In the data below, find every line with the string "Sales" and pull it out.

— Begin DATASET —

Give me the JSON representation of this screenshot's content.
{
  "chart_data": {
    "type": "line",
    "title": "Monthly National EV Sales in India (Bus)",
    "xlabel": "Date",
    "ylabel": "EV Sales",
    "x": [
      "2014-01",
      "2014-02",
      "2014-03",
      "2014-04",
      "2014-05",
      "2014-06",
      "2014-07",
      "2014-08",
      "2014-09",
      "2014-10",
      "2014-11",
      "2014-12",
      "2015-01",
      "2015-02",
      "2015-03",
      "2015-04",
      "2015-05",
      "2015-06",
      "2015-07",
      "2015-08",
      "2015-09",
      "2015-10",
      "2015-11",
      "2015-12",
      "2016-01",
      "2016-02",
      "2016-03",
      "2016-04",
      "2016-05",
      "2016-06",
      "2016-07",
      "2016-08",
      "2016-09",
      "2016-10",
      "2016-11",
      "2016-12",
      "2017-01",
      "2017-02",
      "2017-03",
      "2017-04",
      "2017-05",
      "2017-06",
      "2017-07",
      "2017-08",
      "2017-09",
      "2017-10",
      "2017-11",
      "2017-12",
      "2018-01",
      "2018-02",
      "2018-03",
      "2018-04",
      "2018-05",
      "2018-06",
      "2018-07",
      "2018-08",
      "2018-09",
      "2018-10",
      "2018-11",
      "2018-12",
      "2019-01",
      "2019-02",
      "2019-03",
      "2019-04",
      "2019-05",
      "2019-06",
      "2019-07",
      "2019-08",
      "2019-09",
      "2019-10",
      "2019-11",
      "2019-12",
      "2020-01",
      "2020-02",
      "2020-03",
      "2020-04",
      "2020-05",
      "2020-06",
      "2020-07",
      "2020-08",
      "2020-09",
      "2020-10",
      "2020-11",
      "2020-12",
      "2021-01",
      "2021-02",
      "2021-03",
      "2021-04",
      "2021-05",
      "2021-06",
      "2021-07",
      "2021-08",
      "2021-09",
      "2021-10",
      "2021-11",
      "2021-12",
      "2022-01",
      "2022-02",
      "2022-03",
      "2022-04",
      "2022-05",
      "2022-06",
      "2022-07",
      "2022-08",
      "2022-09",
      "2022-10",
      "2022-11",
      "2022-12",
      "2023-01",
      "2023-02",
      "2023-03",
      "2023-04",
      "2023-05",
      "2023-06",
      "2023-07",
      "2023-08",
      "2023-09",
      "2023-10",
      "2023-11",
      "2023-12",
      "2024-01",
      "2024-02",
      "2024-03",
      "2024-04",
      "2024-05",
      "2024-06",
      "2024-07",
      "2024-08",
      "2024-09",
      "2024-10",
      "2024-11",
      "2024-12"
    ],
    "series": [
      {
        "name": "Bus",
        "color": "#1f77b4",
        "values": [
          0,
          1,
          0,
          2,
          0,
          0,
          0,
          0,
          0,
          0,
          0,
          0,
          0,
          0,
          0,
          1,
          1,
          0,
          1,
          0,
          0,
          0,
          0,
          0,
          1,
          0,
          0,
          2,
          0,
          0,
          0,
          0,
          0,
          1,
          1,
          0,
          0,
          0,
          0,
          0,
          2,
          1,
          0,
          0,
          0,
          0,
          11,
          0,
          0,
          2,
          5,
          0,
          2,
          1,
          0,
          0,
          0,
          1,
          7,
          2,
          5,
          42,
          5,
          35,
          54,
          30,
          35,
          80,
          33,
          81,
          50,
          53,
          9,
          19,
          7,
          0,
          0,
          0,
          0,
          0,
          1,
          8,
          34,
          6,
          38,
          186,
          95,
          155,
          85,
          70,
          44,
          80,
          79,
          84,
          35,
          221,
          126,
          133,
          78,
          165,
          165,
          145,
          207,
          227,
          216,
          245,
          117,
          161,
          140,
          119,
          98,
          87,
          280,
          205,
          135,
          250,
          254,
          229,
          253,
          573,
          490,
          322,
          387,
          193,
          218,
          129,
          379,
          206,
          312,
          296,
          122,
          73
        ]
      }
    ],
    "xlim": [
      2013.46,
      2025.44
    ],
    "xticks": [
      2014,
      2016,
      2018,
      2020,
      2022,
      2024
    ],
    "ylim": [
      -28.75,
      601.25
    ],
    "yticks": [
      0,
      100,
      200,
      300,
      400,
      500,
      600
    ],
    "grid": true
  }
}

— End DATASET —

**OUTPUT:**
    "title": "Monthly National EV Sales in India (Bus)",
    "ylabel": "EV Sales",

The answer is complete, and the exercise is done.